╭──

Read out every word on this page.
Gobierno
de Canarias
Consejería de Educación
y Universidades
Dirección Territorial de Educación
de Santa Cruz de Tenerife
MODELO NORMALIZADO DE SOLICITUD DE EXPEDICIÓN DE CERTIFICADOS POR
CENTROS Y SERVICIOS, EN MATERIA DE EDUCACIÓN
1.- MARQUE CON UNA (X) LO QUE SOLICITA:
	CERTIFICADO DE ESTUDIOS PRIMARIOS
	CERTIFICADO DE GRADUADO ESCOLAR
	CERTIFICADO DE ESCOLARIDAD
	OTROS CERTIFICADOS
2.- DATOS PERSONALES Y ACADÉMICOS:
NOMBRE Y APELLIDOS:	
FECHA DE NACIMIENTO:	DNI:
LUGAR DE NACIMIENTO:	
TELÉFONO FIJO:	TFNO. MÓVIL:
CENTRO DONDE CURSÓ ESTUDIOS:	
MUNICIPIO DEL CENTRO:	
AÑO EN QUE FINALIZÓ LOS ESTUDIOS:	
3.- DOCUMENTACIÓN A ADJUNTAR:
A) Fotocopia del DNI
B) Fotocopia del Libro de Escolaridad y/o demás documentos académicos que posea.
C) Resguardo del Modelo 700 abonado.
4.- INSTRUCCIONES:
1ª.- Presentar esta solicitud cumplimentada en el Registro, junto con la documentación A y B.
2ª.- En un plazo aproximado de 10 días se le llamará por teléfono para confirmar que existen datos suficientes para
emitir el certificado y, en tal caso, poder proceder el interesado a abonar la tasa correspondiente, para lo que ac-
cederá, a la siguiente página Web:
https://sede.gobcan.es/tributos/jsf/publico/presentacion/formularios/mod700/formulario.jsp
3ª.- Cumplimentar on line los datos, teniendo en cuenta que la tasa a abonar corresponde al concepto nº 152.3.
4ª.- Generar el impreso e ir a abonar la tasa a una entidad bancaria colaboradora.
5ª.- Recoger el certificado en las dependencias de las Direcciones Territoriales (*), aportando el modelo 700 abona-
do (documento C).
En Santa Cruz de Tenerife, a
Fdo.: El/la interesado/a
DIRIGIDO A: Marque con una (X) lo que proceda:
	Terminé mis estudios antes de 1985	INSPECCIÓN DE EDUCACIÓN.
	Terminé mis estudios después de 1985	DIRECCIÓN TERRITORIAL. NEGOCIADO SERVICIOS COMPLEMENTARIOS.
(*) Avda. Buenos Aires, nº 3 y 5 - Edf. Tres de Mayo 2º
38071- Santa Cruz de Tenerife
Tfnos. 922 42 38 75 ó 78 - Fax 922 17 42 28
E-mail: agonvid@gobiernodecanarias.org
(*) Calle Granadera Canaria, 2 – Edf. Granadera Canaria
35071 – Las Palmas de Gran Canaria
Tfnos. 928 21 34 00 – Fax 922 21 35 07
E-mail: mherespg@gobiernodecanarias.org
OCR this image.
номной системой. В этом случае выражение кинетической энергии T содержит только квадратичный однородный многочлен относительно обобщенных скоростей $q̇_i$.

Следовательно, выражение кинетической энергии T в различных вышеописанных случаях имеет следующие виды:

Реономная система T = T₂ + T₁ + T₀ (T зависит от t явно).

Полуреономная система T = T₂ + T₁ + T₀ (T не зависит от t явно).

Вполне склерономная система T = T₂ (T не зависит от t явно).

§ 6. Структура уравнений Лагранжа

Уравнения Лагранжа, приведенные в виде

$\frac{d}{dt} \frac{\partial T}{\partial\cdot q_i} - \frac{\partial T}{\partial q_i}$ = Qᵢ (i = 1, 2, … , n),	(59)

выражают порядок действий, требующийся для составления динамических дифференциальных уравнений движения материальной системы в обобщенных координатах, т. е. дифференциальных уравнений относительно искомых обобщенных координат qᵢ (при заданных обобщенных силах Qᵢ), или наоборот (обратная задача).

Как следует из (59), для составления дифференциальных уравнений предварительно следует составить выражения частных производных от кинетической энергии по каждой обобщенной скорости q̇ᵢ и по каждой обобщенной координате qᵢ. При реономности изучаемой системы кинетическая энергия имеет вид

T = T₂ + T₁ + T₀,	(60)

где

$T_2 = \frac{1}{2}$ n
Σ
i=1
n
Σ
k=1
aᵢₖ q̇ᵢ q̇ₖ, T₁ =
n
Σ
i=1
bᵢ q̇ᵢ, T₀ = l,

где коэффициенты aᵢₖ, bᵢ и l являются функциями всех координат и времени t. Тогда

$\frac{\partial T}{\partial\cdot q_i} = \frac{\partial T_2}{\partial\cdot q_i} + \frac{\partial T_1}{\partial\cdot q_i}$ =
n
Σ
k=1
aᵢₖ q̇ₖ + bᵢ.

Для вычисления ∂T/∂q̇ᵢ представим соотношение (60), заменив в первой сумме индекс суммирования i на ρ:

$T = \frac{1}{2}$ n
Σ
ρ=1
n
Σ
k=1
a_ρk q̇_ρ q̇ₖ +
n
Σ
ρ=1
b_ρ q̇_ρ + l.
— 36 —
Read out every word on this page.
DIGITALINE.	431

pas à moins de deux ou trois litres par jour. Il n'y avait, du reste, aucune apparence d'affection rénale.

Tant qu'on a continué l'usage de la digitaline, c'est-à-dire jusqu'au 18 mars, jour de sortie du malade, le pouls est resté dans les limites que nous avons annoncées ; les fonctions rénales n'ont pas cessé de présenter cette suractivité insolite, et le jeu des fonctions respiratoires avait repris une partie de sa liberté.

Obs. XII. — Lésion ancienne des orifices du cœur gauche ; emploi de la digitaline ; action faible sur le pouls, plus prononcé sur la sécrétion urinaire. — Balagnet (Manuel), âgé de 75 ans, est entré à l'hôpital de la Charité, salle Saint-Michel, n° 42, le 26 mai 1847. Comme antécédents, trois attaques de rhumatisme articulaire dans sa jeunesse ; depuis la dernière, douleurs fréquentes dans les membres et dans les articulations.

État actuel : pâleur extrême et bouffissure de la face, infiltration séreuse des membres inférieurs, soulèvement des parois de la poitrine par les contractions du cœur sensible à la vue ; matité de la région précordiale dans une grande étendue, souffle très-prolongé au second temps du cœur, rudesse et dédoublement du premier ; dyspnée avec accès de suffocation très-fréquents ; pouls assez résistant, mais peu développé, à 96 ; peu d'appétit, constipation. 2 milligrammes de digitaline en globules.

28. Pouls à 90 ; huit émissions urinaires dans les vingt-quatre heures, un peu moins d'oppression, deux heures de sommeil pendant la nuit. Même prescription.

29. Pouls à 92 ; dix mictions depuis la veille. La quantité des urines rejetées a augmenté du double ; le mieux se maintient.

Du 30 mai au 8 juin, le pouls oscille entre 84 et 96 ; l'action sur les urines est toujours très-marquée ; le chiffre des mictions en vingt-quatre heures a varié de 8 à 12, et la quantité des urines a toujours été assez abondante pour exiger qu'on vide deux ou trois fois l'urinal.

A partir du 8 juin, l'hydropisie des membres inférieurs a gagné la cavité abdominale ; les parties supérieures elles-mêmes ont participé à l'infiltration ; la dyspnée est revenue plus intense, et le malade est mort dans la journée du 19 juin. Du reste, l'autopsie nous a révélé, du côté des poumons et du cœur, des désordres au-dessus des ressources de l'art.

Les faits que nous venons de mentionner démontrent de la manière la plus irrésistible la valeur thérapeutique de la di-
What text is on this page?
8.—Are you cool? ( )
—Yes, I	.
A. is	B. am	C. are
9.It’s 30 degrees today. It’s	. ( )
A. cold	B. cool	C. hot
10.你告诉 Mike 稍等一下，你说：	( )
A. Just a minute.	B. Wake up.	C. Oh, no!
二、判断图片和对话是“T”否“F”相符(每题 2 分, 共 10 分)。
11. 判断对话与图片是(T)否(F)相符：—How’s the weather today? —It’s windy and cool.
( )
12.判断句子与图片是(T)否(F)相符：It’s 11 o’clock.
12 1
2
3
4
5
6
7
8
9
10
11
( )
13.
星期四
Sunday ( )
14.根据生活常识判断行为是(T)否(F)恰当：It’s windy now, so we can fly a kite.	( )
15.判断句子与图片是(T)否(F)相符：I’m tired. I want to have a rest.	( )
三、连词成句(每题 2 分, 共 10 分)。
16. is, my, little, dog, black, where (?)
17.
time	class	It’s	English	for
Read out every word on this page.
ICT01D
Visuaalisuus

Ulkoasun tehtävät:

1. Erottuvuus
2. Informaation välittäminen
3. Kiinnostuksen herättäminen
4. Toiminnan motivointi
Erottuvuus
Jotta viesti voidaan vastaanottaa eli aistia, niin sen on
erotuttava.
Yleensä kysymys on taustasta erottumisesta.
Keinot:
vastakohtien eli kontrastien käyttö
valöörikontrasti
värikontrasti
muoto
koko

╰──

◆ GIVEN EXERCISE: Extract, unchanged, the closing run of lines that opens with the line containing "What text is on this page?" and ends with the last line.

◆ OUTPUT:
What text is on this page?
8.—Are you cool? ( )
—Yes, I	.
A. is	B. am	C. are
9.It’s 30 degrees today. It’s	. ( )
A. cold	B. cool	C. hot
10.你告诉 Mike 稍等一下，你说：	( )
A. Just a minute.	B. Wake up.	C. Oh, no!
二、判断图片和对话是“T”否“F”相符(每题 2 分, 共 10 分)。
11. 判断对话与图片是(T)否(F)相符：—How’s the weather today? —It’s windy and cool.
( )
12.判断句子与图片是(T)否(F)相符：It’s 11 o’clock.
12 1
2
3
4
5
6
7
8
9
10
11
( )
13.
星期四
Sunday ( )
14.根据生活常识判断行为是(T)否(F)恰当：It’s windy now, so we can fly a kite.	( )
15.判断句子与图片是(T)否(F)相符：I’m tired. I want to have a rest.	( )
三、连词成句(每题 2 分, 共 10 分)。
16. is, my, little, dog, black, where (?)
17.
time	class	It’s	English	for
Read out every word on this page.
ICT01D
Visuaalisuus

Ulkoasun tehtävät:

1. Erottuvuus
2. Informaation välittäminen
3. Kiinnostuksen herättäminen
4. Toiminnan motivointi
Erottuvuus
Jotta viesti voidaan vastaanottaa eli aistia, niin sen on
erotuttava.
Yleensä kysymys on taustasta erottumisesta.
Keinot:
vastakohtien eli kontrastien käyttö
valöörikontrasti
värikontrasti
muoto
koko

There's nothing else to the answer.